- [What you will do]:
Transcribe every entry word for word, leaving out all images.

Data listing:

======

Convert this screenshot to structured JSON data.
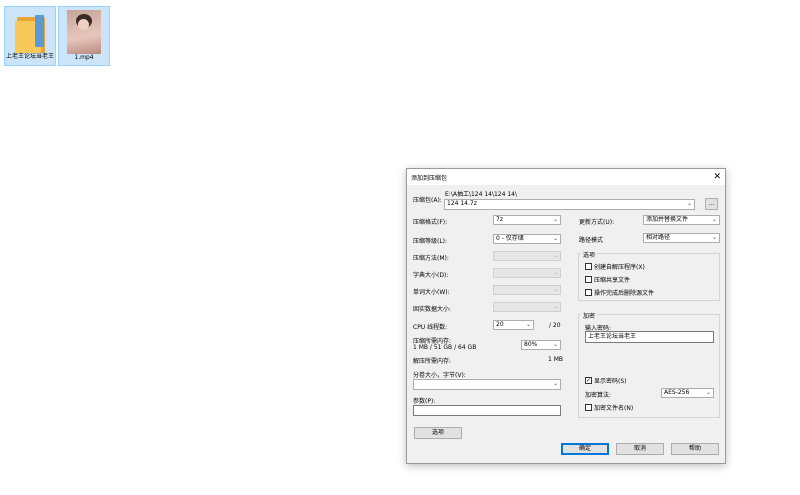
{
  "desktop": {
    "icons": [
      {
        "label": "上老王论坛当老王",
        "type": "folder"
      },
      {
        "label": "1.mp4",
        "type": "video"
      }
    ]
  },
  "dialog": {
    "title": "添加到压缩包",
    "close_glyph": "✕",
    "archive": {
      "label": "压缩包(A):",
      "path": "E:\\A抽工\\124 14\\124 14\\",
      "filename": "124 14.7z",
      "browse_label": "..."
    },
    "left": {
      "format_label": "压缩格式(F):",
      "format_value": "7z",
      "level_label": "压缩等级(L):",
      "level_value": "0 - 仅存储",
      "method_label": "压缩方法(M):",
      "dict_label": "字典大小(D):",
      "word_label": "单词大小(W):",
      "solid_label": "固实数据大小:",
      "cpu_label": "CPU 线程数:",
      "cpu_value": "20",
      "cpu_total": "/ 20",
      "mem_label": "压缩所需内存:",
      "mem_detail": "1 MB / 51 GB / 64 GB",
      "mem_pct": "80%",
      "decomp_label": "解压所需内存:",
      "decomp_value": "1 MB",
      "split_label": "分卷大小，字节(V):",
      "params_label": "参数(P):",
      "options_button": "选项"
    },
    "right": {
      "update_label": "更新方式(U):",
      "update_value": "添加并替换文件",
      "path_label": "路径模式",
      "path_value": "相对路径",
      "options_group": "选项",
      "opt_sfx": "创建自解压程序(X)",
      "opt_shared": "压缩共享文件",
      "opt_delete": "操作完成后删除源文件",
      "enc_group": "加密",
      "pwd_label": "输入密码:",
      "pwd_value": "上老王论坛当老王",
      "show_pwd": "显示密码(S)",
      "enc_method_label": "加密算法:",
      "enc_method_value": "AES-256",
      "enc_names": "加密文件名(N)"
    },
    "buttons": {
      "ok": "确定",
      "cancel": "取消",
      "help": "帮助"
    },
    "checked_glyph": "✓",
    "arrow_glyph": "⌄"
  }
}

======

- [Task result]:
Convert this screenshot to structured JSON data.
{
  "desktop": {
    "icons": [
      {
        "label": "上老王论坛当老王",
        "type": "folder"
      },
      {
        "label": "1.mp4",
        "type": "video"
      }
    ]
  },
  "dialog": {
    "title": "添加到压缩包",
    "close_glyph": "✕",
    "archive": {
      "label": "压缩包(A):",
      "path": "E:\\A抽工\\124 14\\124 14\\",
      "filename": "124 14.7z",
      "browse_label": "..."
    },
    "left": {
      "format_label": "压缩格式(F):",
      "format_value": "7z",
      "level_label": "压缩等级(L):",
      "level_value": "0 - 仅存储",
      "method_label": "压缩方法(M):",
      "dict_label": "字典大小(D):",
      "word_label": "单词大小(W):",
      "solid_label": "固实数据大小:",
      "cpu_label": "CPU 线程数:",
      "cpu_value": "20",
      "cpu_total": "/ 20",
      "mem_label": "压缩所需内存:",
      "mem_detail": "1 MB / 51 GB / 64 GB",
      "mem_pct": "80%",
      "decomp_label": "解压所需内存:",
      "decomp_value": "1 MB",
      "split_label": "分卷大小，字节(V):",
      "params_label": "参数(P):",
      "options_button": "选项"
    },
    "right": {
      "update_label": "更新方式(U):",
      "update_value": "添加并替换文件",
      "path_label": "路径模式",
      "path_value": "相对路径",
      "options_group": "选项",
      "opt_sfx": "创建自解压程序(X)",
      "opt_shared": "压缩共享文件",
      "opt_delete": "操作完成后删除源文件",
      "enc_group": "加密",
      "pwd_label": "输入密码:",
      "pwd_value": "上老王论坛当老王",
      "show_pwd": "显示密码(S)",
      "enc_method_label": "加密算法:",
      "enc_method_value": "AES-256",
      "enc_names": "加密文件名(N)"
    },
    "buttons": {
      "ok": "确定",
      "cancel": "取消",
      "help": "帮助"
    },
    "checked_glyph": "✓",
    "arrow_glyph": "⌄"
  }
}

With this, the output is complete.